— Start Given information —

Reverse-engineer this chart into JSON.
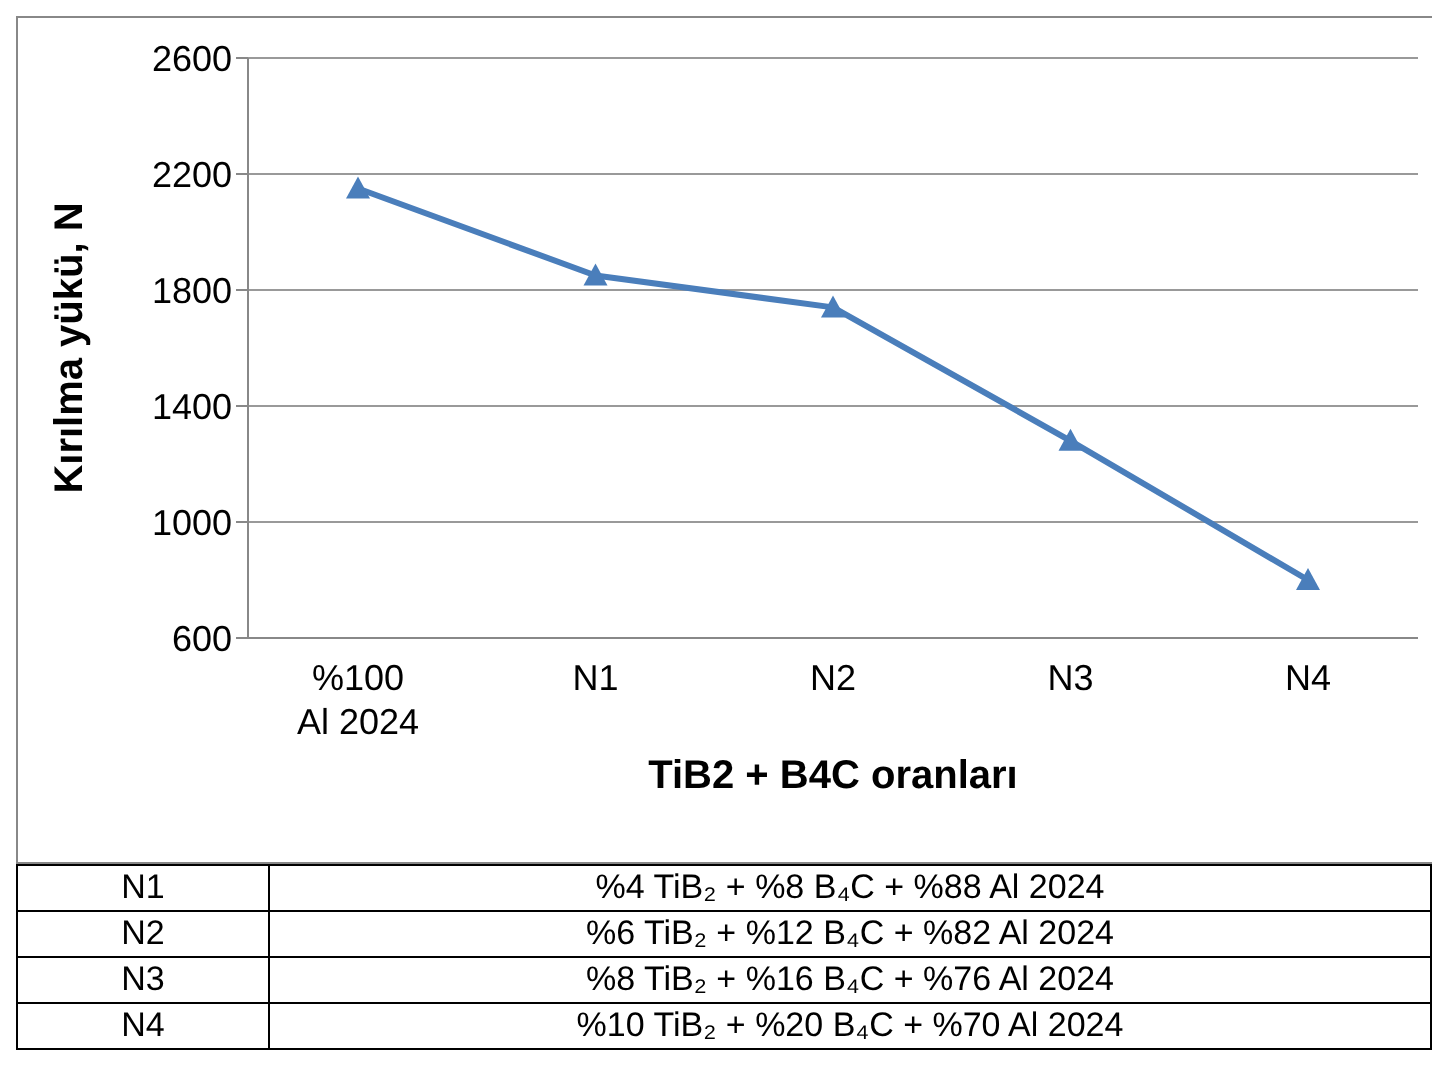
{
  "chart_data": {
    "type": "line",
    "xlabel": "TiB2 + B4C oranları",
    "ylabel": "Kırılma yükü,  N",
    "categories": [
      "%100 Al 2024",
      "N1",
      "N2",
      "N3",
      "N4"
    ],
    "series": [
      {
        "color": "#4a7ebb",
        "values": [
          2150,
          1850,
          1740,
          1280,
          800
        ]
      }
    ],
    "ylim": [
      600,
      2600
    ],
    "yticks": [
      600,
      1000,
      1400,
      1800,
      2200,
      2600
    ],
    "grid": "y",
    "marker": "triangle",
    "line_style": "solid",
    "legend": false,
    "annotations": [
      "N1",
      "%4 TiB₂ + %8 B₄C + %88 Al 2024",
      "N2",
      "%6 TiB₂ + %12 B₄C + %82 Al 2024",
      "N3",
      "%8 TiB₂ + %16 B₄C + %76 Al 2024",
      "N4",
      "%10 TiB₂ + %20 B₄C + %70 Al 2024"
    ]
  }
}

— End Given information —

### Objective
Exactly reproduce the entries above, minus the pictures.

### Response
Reverse-engineer this chart into JSON.
{
  "chart_data": {
    "type": "line",
    "xlabel": "TiB2 + B4C oranları",
    "ylabel": "Kırılma yükü,  N",
    "categories": [
      "%100 Al 2024",
      "N1",
      "N2",
      "N3",
      "N4"
    ],
    "series": [
      {
        "color": "#4a7ebb",
        "values": [
          2150,
          1850,
          1740,
          1280,
          800
        ]
      }
    ],
    "ylim": [
      600,
      2600
    ],
    "yticks": [
      600,
      1000,
      1400,
      1800,
      2200,
      2600
    ],
    "grid": "y",
    "marker": "triangle",
    "line_style": "solid",
    "legend": false,
    "annotations": [
      "N1",
      "%4 TiB₂ + %8 B₄C + %88 Al 2024",
      "N2",
      "%6 TiB₂ + %12 B₄C + %82 Al 2024",
      "N3",
      "%8 TiB₂ + %16 B₄C + %76 Al 2024",
      "N4",
      "%10 TiB₂ + %20 B₄C + %70 Al 2024"
    ]
  }
}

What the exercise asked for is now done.